▶ [Objective]
Say how many lines of the material below contain the word "entre", with no other words.

▶ [Entries shown]
________________

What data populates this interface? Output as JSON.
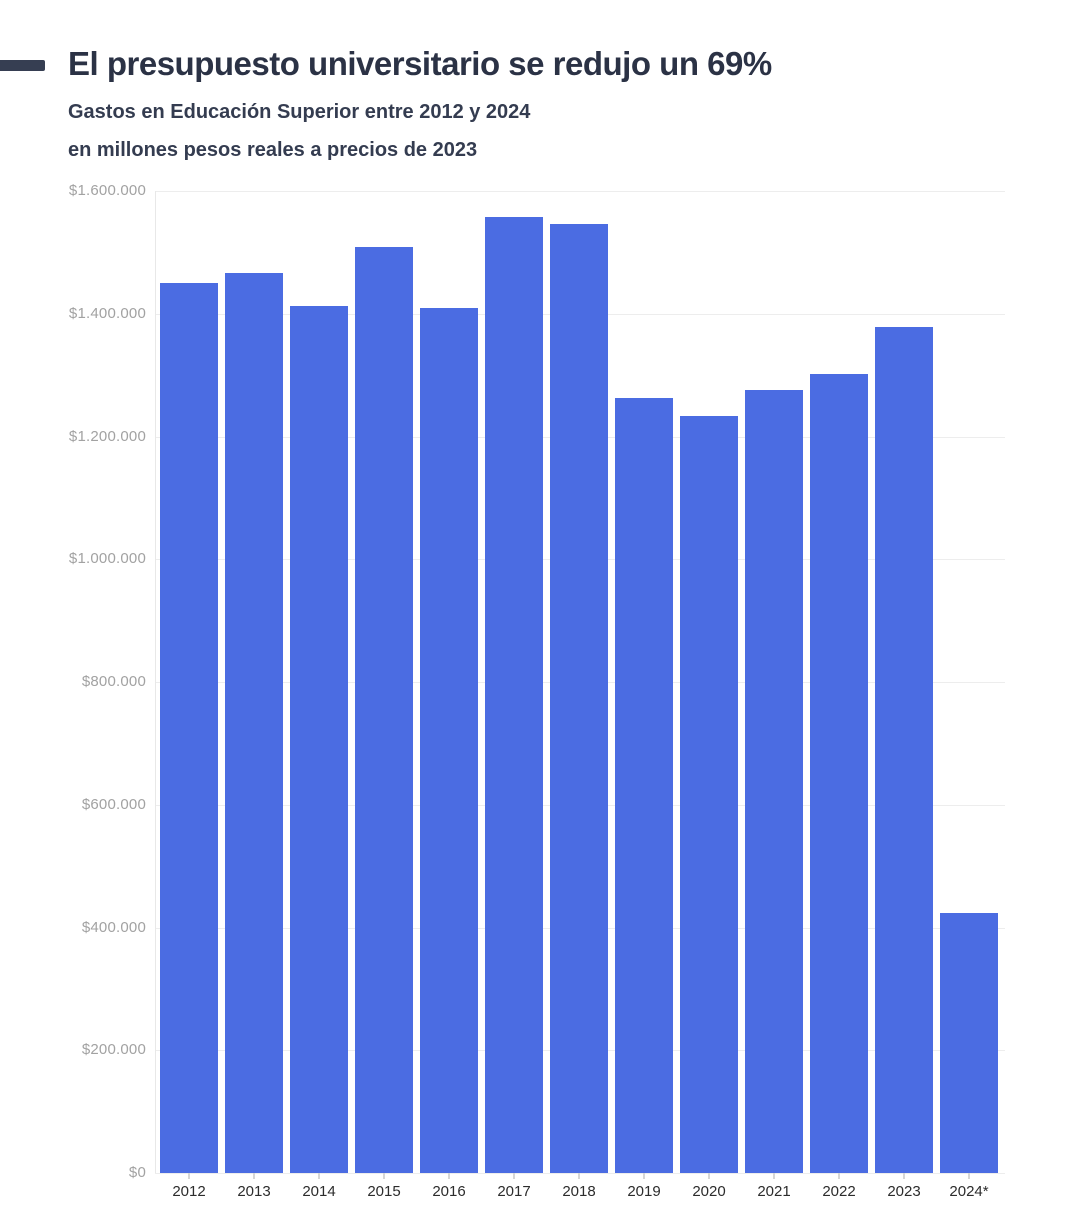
{
  "header": {
    "title": "El presupuesto universitario se redujo un 69%",
    "subtitle_line1": "Gastos en Educación Superior entre 2012 y 2024",
    "subtitle_line2": "en millones pesos reales a precios de 2023"
  },
  "colors": {
    "bar": "#4b6ce2",
    "title_text": "#2b3245",
    "subtitle_text": "#343c50",
    "title_dash": "#363e52",
    "gridline": "#ededed",
    "axis_line": "#e8e8e8",
    "y_tick_label": "#a2a2a2",
    "x_tick_label": "#2c2c2c",
    "background": "#ffffff"
  },
  "chart_data": {
    "type": "bar",
    "title": "El presupuesto universitario se redujo un 69%",
    "subtitle": "Gastos en Educación Superior entre 2012 y 2024 en millones pesos reales a precios de 2023",
    "categories": [
      "2012",
      "2013",
      "2014",
      "2015",
      "2016",
      "2017",
      "2018",
      "2019",
      "2020",
      "2021",
      "2022",
      "2023",
      "2024*"
    ],
    "values": [
      1450000,
      1467000,
      1413000,
      1508000,
      1409000,
      1558000,
      1546000,
      1262000,
      1233000,
      1275000,
      1302000,
      1379000,
      423000
    ],
    "xlabel": "",
    "ylabel": "",
    "ylim": [
      0,
      1600000
    ],
    "y_ticks": [
      0,
      200000,
      400000,
      600000,
      800000,
      1000000,
      1200000,
      1400000,
      1600000
    ],
    "y_tick_labels": [
      "$0",
      "$200.000",
      "$400.000",
      "$600.000",
      "$800.000",
      "$1.000.000",
      "$1.200.000",
      "$1.400.000",
      "$1.600.000"
    ],
    "grid": true,
    "legend": false,
    "bar_color": "#4b6ce2"
  }
}
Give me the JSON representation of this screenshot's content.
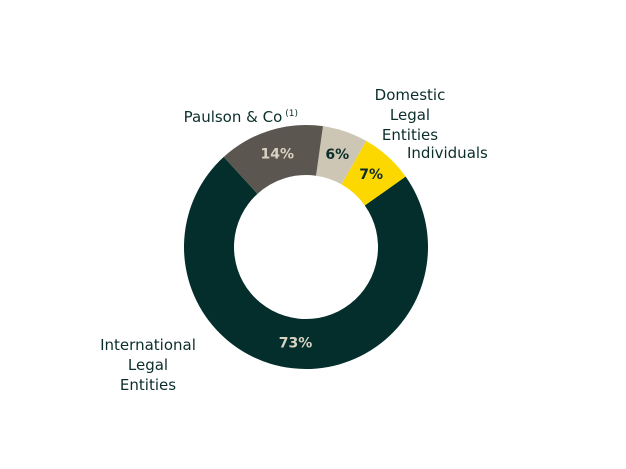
{
  "chart_data": {
    "type": "donut",
    "categories": [
      "Domestic Legal Entities",
      "Individuals",
      "International Legal Entities",
      "Paulson & Co"
    ],
    "values": [
      6,
      7,
      73,
      14
    ],
    "value_labels": [
      "6%",
      "7%",
      "73%",
      "14%"
    ],
    "colors": [
      "#cdc6b4",
      "#fcd800",
      "#032e2b",
      "#5b5750"
    ],
    "footnote": "(1)"
  }
}
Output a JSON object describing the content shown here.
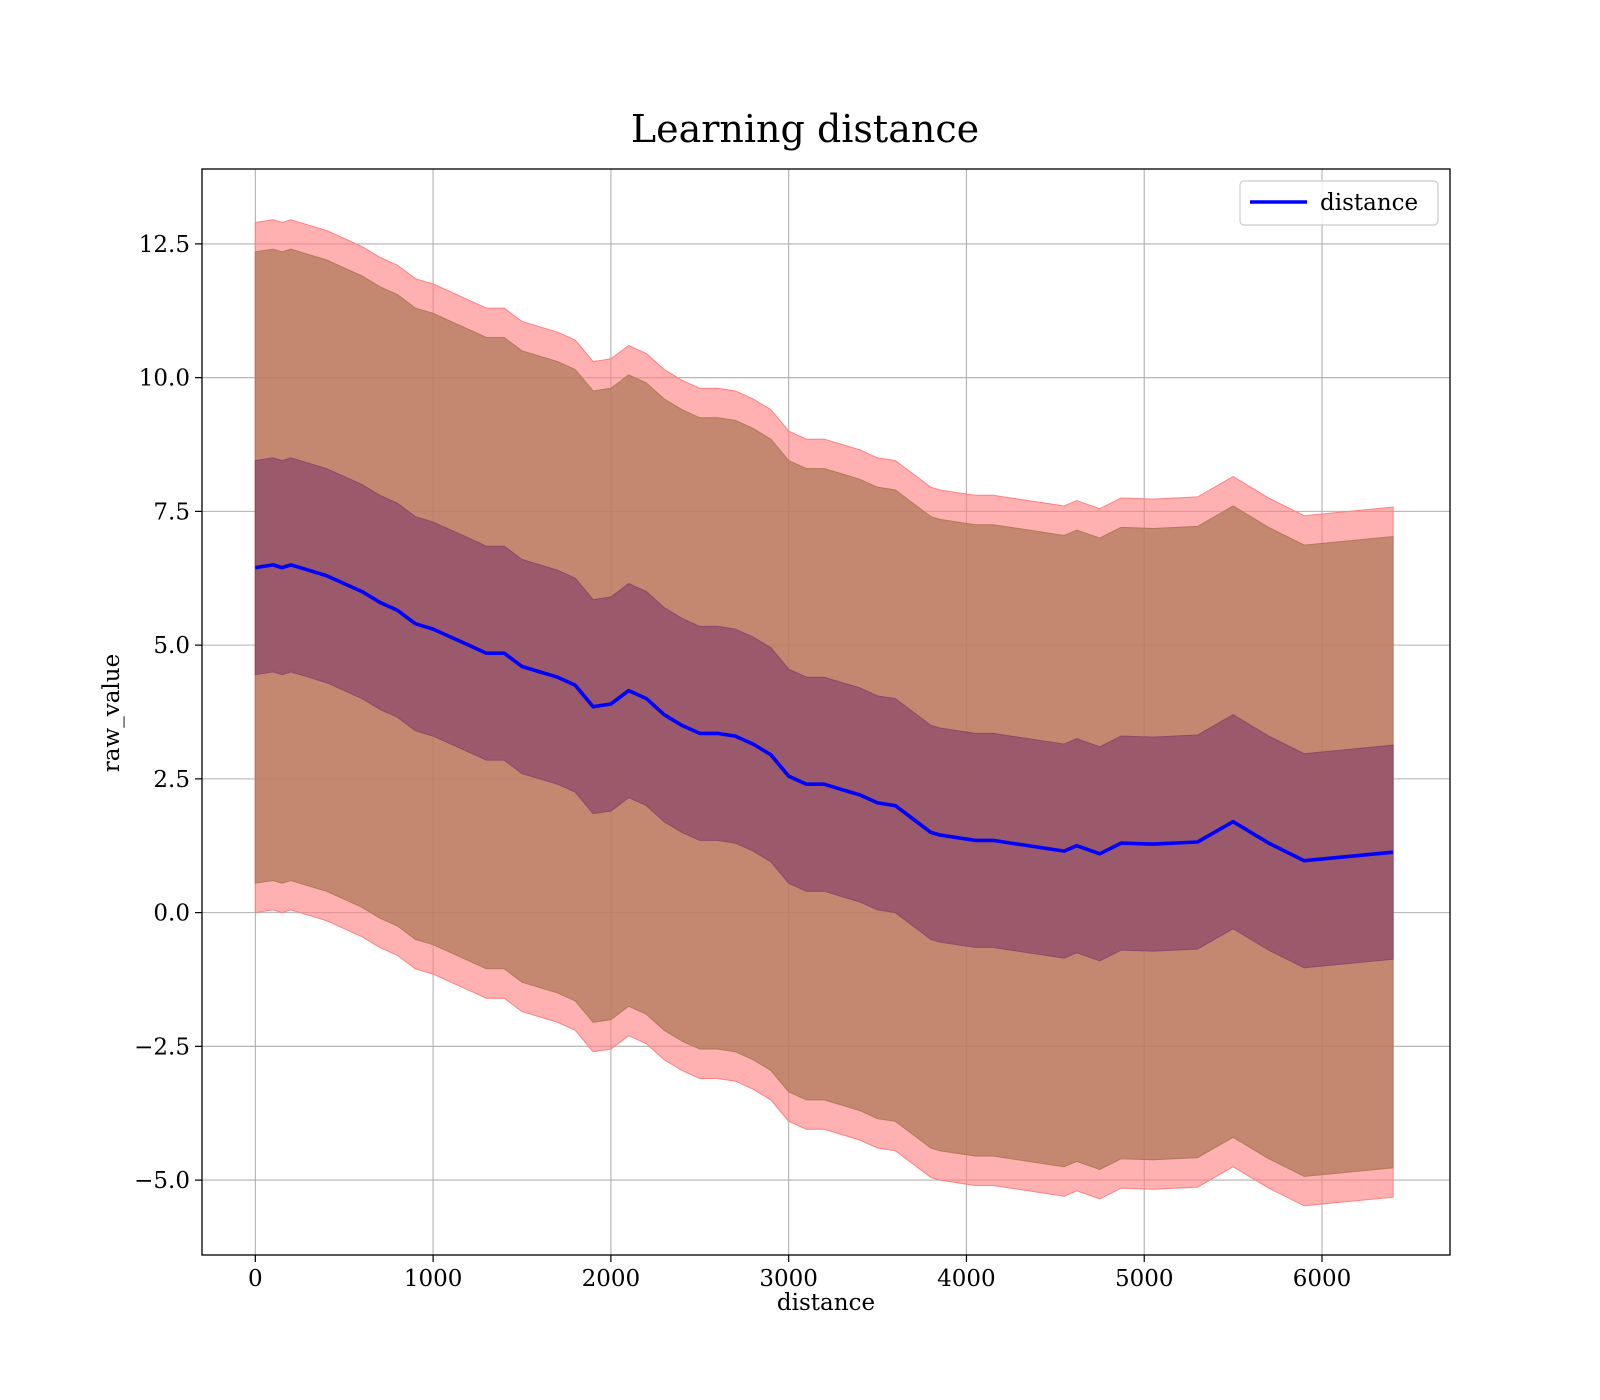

________________

▶ [Written response]
2